### Work to be completed
Render the material again word for word, skipping the pictures in it.

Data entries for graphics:
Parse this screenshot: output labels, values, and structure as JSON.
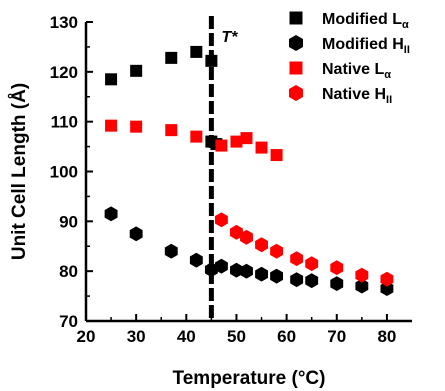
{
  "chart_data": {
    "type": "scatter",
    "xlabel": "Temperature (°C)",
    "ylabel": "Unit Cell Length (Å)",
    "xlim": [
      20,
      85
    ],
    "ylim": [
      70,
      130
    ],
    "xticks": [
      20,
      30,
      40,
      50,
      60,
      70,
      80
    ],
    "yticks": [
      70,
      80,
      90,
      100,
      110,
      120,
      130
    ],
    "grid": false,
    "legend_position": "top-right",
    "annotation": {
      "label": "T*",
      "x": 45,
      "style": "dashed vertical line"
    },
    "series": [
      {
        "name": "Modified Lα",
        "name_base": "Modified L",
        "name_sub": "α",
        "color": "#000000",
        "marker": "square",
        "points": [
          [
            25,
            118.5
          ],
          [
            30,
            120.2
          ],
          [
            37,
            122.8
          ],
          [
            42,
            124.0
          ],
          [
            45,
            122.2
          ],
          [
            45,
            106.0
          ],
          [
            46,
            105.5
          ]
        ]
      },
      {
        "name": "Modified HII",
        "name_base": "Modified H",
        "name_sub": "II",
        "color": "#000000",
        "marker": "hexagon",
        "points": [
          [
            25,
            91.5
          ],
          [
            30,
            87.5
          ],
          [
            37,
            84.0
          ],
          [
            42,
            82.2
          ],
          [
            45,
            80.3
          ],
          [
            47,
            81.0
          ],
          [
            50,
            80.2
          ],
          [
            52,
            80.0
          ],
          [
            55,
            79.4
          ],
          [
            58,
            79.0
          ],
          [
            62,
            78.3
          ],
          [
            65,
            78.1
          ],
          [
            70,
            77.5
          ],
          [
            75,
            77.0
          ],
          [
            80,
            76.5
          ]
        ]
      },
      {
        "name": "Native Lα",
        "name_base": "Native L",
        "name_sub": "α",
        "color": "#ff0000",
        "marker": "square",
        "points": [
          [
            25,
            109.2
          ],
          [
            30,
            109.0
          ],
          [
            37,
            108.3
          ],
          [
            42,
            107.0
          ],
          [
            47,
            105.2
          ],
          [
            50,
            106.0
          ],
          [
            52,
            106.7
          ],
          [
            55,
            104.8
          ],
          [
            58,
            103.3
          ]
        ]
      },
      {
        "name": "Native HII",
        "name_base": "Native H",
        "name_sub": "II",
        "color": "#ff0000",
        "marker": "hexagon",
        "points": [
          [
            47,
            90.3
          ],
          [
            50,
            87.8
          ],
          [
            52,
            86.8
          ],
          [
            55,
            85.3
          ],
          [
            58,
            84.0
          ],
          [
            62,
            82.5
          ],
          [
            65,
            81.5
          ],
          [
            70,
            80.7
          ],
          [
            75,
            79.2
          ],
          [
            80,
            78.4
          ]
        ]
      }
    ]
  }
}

### Solution
Parse this screenshot: output labels, values, and structure as JSON.
{
  "chart_data": {
    "type": "scatter",
    "xlabel": "Temperature (°C)",
    "ylabel": "Unit Cell Length (Å)",
    "xlim": [
      20,
      85
    ],
    "ylim": [
      70,
      130
    ],
    "xticks": [
      20,
      30,
      40,
      50,
      60,
      70,
      80
    ],
    "yticks": [
      70,
      80,
      90,
      100,
      110,
      120,
      130
    ],
    "grid": false,
    "legend_position": "top-right",
    "annotation": {
      "label": "T*",
      "x": 45,
      "style": "dashed vertical line"
    },
    "series": [
      {
        "name": "Modified Lα",
        "name_base": "Modified L",
        "name_sub": "α",
        "color": "#000000",
        "marker": "square",
        "points": [
          [
            25,
            118.5
          ],
          [
            30,
            120.2
          ],
          [
            37,
            122.8
          ],
          [
            42,
            124.0
          ],
          [
            45,
            122.2
          ],
          [
            45,
            106.0
          ],
          [
            46,
            105.5
          ]
        ]
      },
      {
        "name": "Modified HII",
        "name_base": "Modified H",
        "name_sub": "II",
        "color": "#000000",
        "marker": "hexagon",
        "points": [
          [
            25,
            91.5
          ],
          [
            30,
            87.5
          ],
          [
            37,
            84.0
          ],
          [
            42,
            82.2
          ],
          [
            45,
            80.3
          ],
          [
            47,
            81.0
          ],
          [
            50,
            80.2
          ],
          [
            52,
            80.0
          ],
          [
            55,
            79.4
          ],
          [
            58,
            79.0
          ],
          [
            62,
            78.3
          ],
          [
            65,
            78.1
          ],
          [
            70,
            77.5
          ],
          [
            75,
            77.0
          ],
          [
            80,
            76.5
          ]
        ]
      },
      {
        "name": "Native Lα",
        "name_base": "Native L",
        "name_sub": "α",
        "color": "#ff0000",
        "marker": "square",
        "points": [
          [
            25,
            109.2
          ],
          [
            30,
            109.0
          ],
          [
            37,
            108.3
          ],
          [
            42,
            107.0
          ],
          [
            47,
            105.2
          ],
          [
            50,
            106.0
          ],
          [
            52,
            106.7
          ],
          [
            55,
            104.8
          ],
          [
            58,
            103.3
          ]
        ]
      },
      {
        "name": "Native HII",
        "name_base": "Native H",
        "name_sub": "II",
        "color": "#ff0000",
        "marker": "hexagon",
        "points": [
          [
            47,
            90.3
          ],
          [
            50,
            87.8
          ],
          [
            52,
            86.8
          ],
          [
            55,
            85.3
          ],
          [
            58,
            84.0
          ],
          [
            62,
            82.5
          ],
          [
            65,
            81.5
          ],
          [
            70,
            80.7
          ],
          [
            75,
            79.2
          ],
          [
            80,
            78.4
          ]
        ]
      }
    ]
  }
}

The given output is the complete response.